SOURCE EXTRACT:
If you want some other character substituted, put whatever character you want in there. 

To use it, open the other workbook, and (with both workbooks open), use

=CharMap.xls!sMap(A1)

There a static array that contains the mapping. If you change the mapping in the Map column, run macro MapReset to make it reinitialize.

----------


## Cullen8

This is perfect shg.

Thank you very much!

thanks,
cullen

----------


## shg

You're welcome. Would you please mark the thread as solved?

----------


## h_tere2000

I tried to use your MAP, but i find it is no different from CLEAN function.

It works just like clean.

But strangely i encountered some kind of data which is a blank spacing.

eg.

APPLE SDN BHD |<--  Mysterious spacing
APPLE SDN BHD|<--

I wrote a vba script to show the chr(data_) but the result is
A|
P|
P|
L|
E|
|32
S|
D|
N|
|32
B|
H|
D|78

it seems normal, but in excel it is a blank space that cannot be TRIM() or CLEAN(), after paste special as values.

ACTIONS TO TAKE:
#1 Answer these questions about the Excel forum thread:
(a) What formula should be used once both workbooks are open?
(b) Which macro must be run after the mapping in the Map column is changed?
(c) Which two functions failed to remove the blank space after paste special as values?
#2 Please write a continuation of the Excel forum thread, starting after its final sentence.

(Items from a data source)
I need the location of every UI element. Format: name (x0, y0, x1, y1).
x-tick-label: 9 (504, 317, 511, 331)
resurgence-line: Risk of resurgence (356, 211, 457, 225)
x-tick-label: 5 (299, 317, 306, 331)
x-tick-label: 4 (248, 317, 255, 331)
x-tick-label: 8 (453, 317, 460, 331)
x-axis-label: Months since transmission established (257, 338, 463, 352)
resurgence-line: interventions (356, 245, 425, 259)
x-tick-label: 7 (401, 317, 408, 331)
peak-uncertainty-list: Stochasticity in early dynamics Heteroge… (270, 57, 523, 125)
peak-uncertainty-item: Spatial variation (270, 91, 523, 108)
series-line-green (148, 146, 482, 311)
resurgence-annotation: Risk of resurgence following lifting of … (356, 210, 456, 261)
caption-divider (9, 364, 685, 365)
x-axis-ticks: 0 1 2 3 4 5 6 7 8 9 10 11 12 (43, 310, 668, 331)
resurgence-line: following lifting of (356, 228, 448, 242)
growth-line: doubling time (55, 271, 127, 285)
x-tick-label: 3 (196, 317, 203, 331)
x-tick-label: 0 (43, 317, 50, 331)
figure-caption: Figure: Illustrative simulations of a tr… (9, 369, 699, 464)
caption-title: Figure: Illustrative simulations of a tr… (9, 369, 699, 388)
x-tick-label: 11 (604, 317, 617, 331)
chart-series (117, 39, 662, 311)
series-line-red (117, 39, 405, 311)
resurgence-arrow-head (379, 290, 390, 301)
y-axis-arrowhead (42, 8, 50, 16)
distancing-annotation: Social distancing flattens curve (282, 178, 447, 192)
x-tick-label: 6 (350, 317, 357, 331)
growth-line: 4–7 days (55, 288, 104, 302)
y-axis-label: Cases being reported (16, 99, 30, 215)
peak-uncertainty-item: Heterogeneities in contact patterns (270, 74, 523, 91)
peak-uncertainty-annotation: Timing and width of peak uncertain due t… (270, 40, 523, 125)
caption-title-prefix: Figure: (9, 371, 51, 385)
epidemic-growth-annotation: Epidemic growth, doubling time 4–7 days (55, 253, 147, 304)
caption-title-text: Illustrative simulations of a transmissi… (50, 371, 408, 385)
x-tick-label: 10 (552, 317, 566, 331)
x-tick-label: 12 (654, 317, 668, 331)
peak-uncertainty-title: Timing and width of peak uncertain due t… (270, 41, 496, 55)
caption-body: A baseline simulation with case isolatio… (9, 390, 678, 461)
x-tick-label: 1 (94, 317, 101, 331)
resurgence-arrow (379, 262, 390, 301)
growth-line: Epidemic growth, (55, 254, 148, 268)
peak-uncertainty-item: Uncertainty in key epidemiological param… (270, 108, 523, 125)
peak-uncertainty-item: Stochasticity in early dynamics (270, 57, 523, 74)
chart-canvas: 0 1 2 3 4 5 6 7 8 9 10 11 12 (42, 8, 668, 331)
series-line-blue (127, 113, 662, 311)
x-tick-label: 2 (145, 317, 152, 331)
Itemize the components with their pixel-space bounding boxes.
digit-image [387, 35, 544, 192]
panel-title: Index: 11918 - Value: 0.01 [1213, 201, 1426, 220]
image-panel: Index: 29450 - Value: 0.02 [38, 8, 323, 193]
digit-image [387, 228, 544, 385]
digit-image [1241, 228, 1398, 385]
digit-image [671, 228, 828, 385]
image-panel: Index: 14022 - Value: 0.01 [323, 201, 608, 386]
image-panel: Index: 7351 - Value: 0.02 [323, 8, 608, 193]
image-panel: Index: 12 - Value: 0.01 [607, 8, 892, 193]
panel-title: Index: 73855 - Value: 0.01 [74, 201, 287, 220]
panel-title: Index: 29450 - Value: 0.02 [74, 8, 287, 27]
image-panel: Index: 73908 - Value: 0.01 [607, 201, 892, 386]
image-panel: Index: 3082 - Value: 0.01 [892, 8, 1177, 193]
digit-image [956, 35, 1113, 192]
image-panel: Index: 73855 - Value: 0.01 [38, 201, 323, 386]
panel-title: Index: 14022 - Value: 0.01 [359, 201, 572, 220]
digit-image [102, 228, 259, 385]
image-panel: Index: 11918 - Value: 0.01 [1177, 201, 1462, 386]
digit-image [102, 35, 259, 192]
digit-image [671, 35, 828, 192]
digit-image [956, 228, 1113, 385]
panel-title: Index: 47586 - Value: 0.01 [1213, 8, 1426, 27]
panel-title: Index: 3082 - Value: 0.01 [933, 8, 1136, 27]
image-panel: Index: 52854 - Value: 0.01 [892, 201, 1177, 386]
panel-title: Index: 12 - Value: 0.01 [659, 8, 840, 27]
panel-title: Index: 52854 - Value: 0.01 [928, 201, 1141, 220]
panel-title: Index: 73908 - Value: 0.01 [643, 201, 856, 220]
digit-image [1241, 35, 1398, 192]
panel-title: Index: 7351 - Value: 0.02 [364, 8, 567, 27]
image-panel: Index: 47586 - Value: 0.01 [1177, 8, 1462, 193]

RESULTS OF THE EXERCISE:
#1
(a) =CharMap.xls!sMap(A1)
(b) MapReset
(c) TRIM() and CLEAN()

#2
Have you encountered anything so strange?

----------


## teylyn

Hi

please take a moment to read the forum rules and then start your own thread.

----------


## joseeusebio

Try this code, add to some VBA module and call it as a typical formula, I mean, let's supose a value to verify is "123x@" and is located in A1, use the function as a 
formula, for example write =IsThereSpecialChars(A1) in B1 cell and the value returned will be TRUE 

Public Function IsThereSpecialChars(ByVal Src As Range) As Boolean
'Created by José Eusebio López
  Dim L As Long, I As Long, Char As String * 1
  L = Len(Src)
  For I = 1 To L
    Char = Mid$(Src.Value, I, 1)
    Select Case Char
      Case "0" To "9", "A" To "Z"
        IsThereSpecialChars = False
      Case Else
        IsThereSpecialChars = True
        Exit For
    End Select
  Next
End Function

----------


## teylyn

joseeusebio,

please take a long, intense look at the forum rules. This thread is almost a year old. It does not require any more replies. Also, use code tags when posting code.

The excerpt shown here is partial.